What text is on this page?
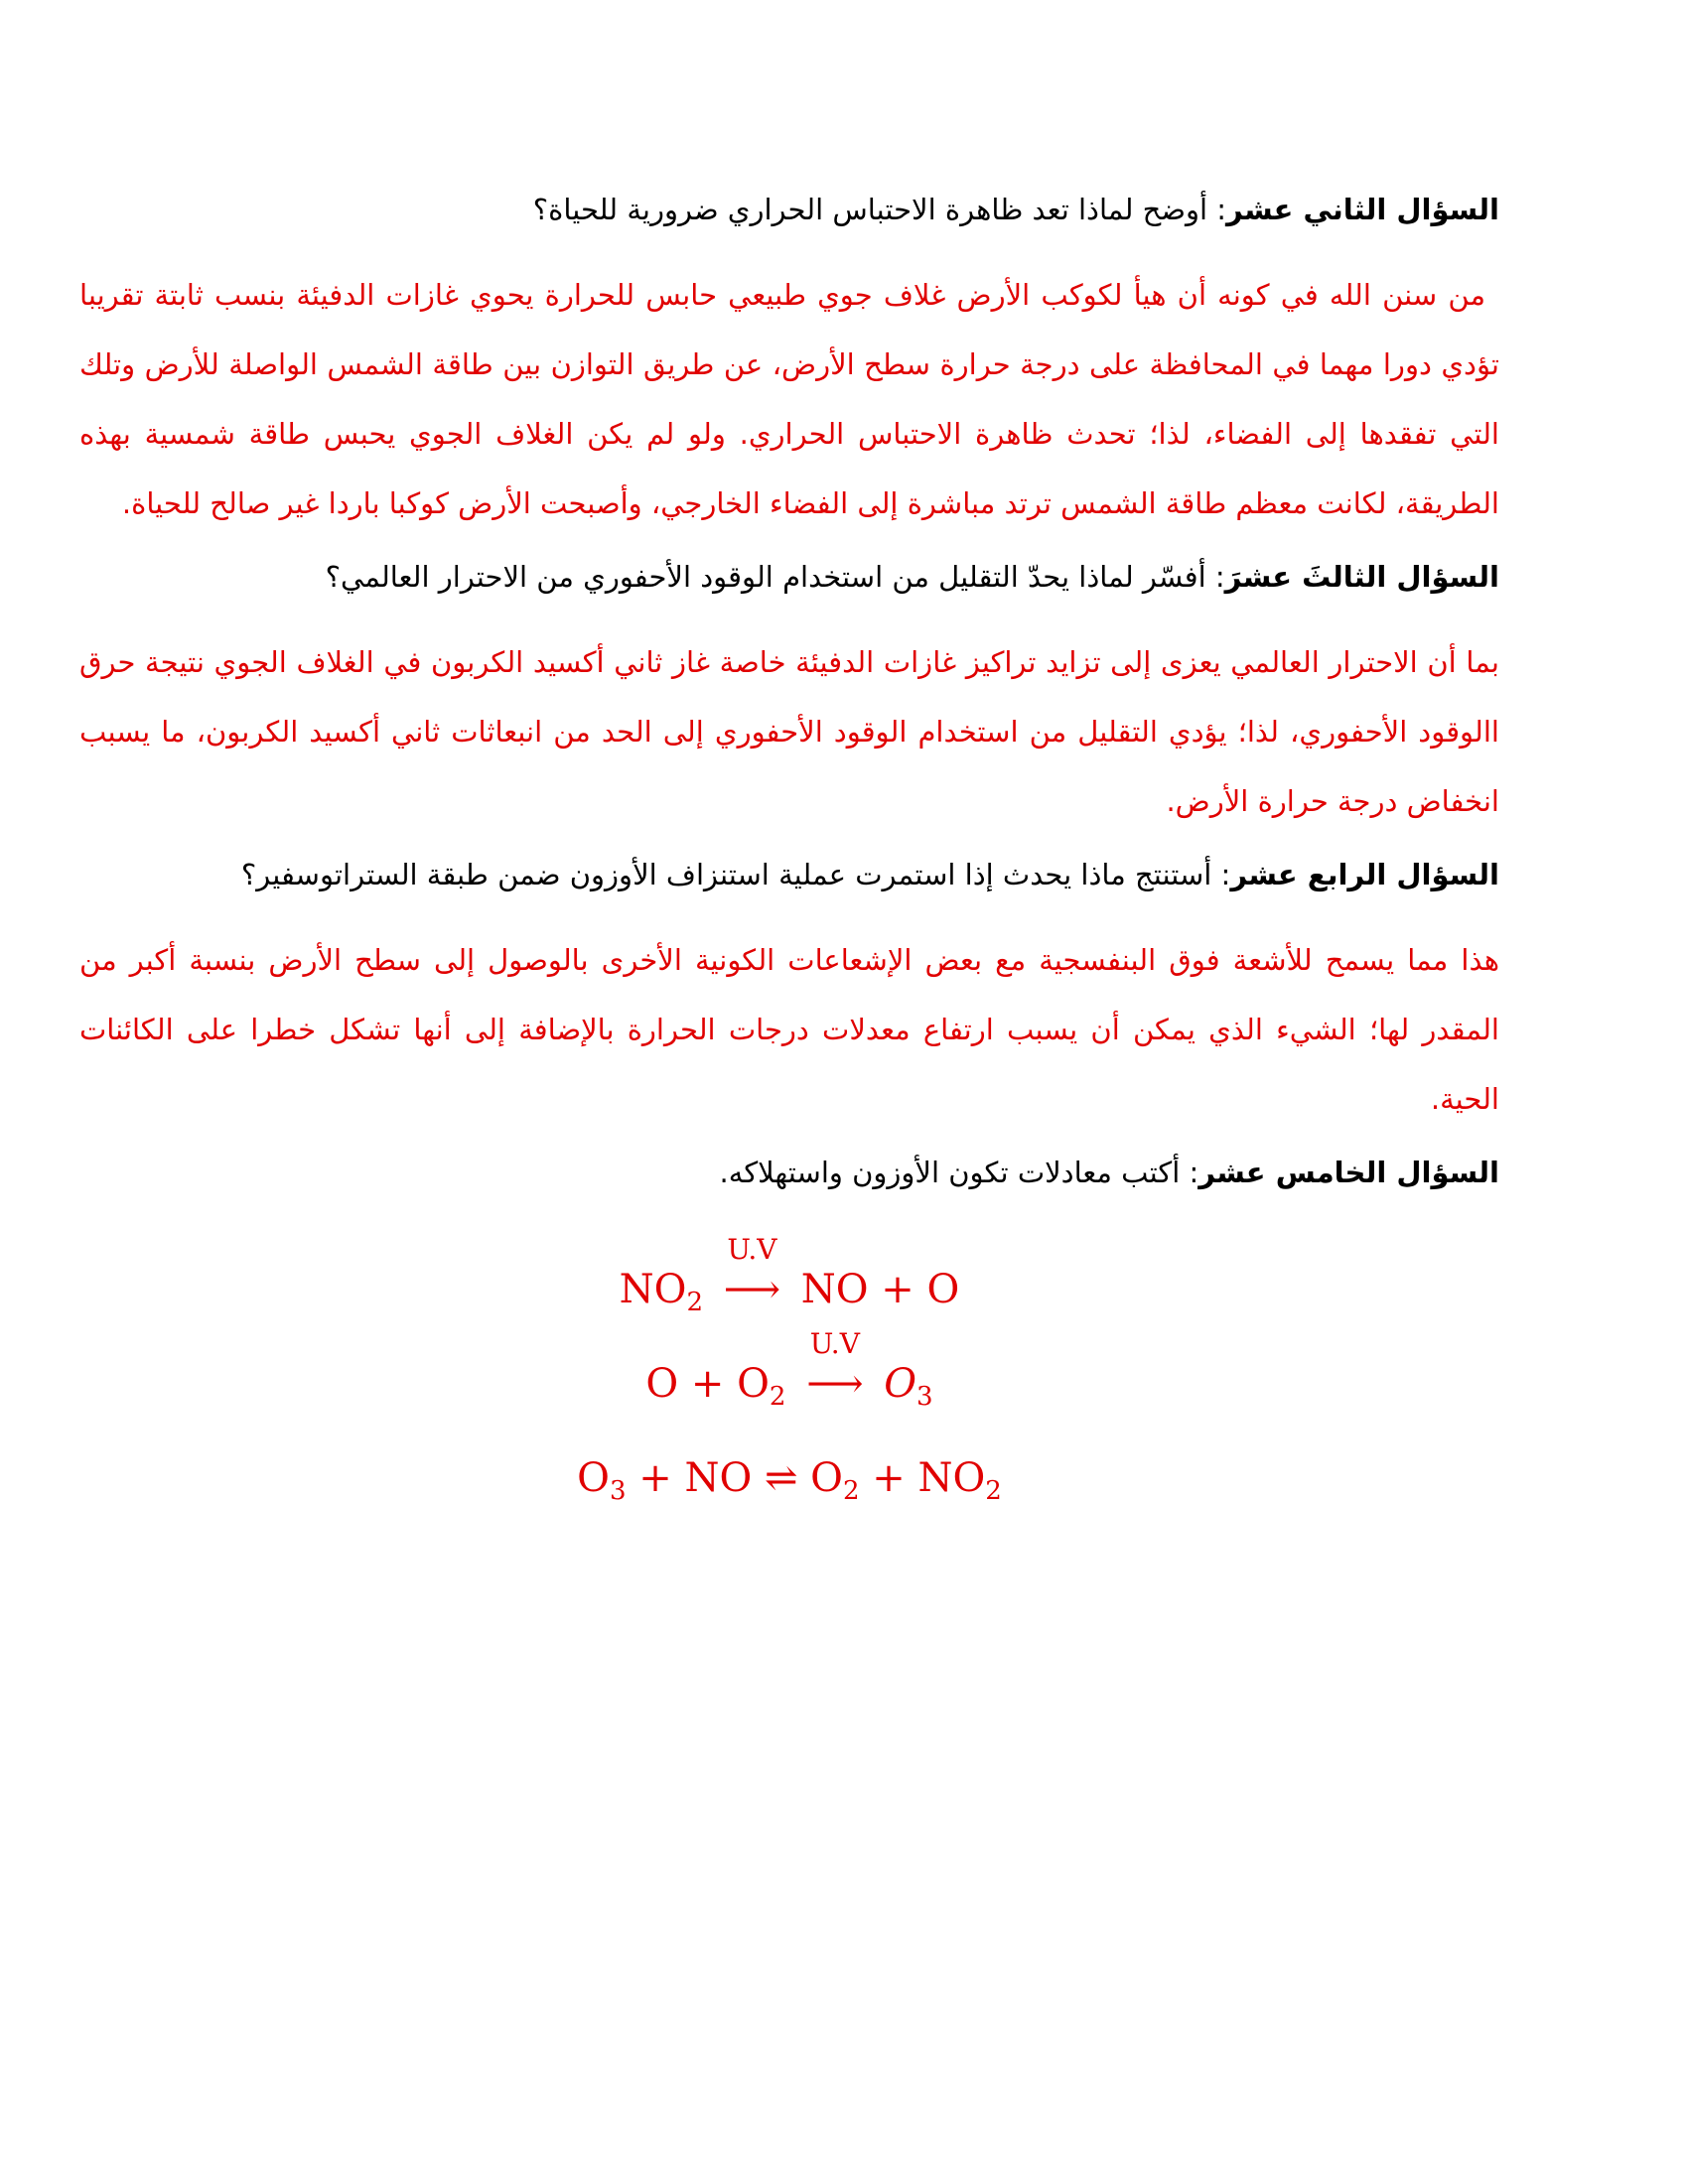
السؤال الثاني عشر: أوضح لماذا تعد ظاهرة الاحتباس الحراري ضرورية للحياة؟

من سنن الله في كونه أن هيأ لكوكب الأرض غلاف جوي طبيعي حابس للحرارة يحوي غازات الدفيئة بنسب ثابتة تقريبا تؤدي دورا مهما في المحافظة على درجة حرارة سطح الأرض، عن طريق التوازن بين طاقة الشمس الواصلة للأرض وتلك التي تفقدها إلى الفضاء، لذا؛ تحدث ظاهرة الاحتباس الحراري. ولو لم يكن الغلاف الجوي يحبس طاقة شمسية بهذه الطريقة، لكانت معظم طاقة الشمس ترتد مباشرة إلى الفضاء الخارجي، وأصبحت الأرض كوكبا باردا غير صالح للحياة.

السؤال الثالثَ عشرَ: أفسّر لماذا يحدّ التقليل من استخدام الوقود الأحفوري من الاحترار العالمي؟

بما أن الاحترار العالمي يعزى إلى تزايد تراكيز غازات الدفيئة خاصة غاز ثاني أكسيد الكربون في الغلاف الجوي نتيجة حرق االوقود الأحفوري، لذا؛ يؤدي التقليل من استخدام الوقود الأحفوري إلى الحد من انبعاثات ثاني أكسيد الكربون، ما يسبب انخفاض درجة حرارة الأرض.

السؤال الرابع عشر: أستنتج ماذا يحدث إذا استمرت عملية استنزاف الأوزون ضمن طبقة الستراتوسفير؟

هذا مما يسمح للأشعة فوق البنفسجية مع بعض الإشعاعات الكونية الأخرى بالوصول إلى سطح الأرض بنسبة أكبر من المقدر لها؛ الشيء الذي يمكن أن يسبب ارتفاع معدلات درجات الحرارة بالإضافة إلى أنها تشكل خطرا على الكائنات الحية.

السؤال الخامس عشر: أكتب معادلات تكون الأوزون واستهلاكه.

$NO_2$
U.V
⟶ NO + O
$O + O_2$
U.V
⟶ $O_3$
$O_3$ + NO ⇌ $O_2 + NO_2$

Task requirements
Verbatim reproduction of every record is required; images are left out.

Correct output
What text is on this page?
السؤال الثاني عشر: أوضح لماذا تعد ظاهرة الاحتباس الحراري ضرورية للحياة؟

من سنن الله في كونه أن هيأ لكوكب الأرض غلاف جوي طبيعي حابس للحرارة يحوي غازات الدفيئة بنسب ثابتة تقريبا تؤدي دورا مهما في المحافظة على درجة حرارة سطح الأرض، عن طريق التوازن بين طاقة الشمس الواصلة للأرض وتلك التي تفقدها إلى الفضاء، لذا؛ تحدث ظاهرة الاحتباس الحراري. ولو لم يكن الغلاف الجوي يحبس طاقة شمسية بهذه الطريقة، لكانت معظم طاقة الشمس ترتد مباشرة إلى الفضاء الخارجي، وأصبحت الأرض كوكبا باردا غير صالح للحياة.

السؤال الثالثَ عشرَ: أفسّر لماذا يحدّ التقليل من استخدام الوقود الأحفوري من الاحترار العالمي؟

بما أن الاحترار العالمي يعزى إلى تزايد تراكيز غازات الدفيئة خاصة غاز ثاني أكسيد الكربون في الغلاف الجوي نتيجة حرق االوقود الأحفوري، لذا؛ يؤدي التقليل من استخدام الوقود الأحفوري إلى الحد من انبعاثات ثاني أكسيد الكربون، ما يسبب انخفاض درجة حرارة الأرض.

السؤال الرابع عشر: أستنتج ماذا يحدث إذا استمرت عملية استنزاف الأوزون ضمن طبقة الستراتوسفير؟

هذا مما يسمح للأشعة فوق البنفسجية مع بعض الإشعاعات الكونية الأخرى بالوصول إلى سطح الأرض بنسبة أكبر من المقدر لها؛ الشيء الذي يمكن أن يسبب ارتفاع معدلات درجات الحرارة بالإضافة إلى أنها تشكل خطرا على الكائنات الحية.

السؤال الخامس عشر: أكتب معادلات تكون الأوزون واستهلاكه.

$NO_2$
U.V
⟶ NO + O
$O + O_2$
U.V
⟶ $O_3$
$O_3$ + NO ⇌ $O_2 + NO_2$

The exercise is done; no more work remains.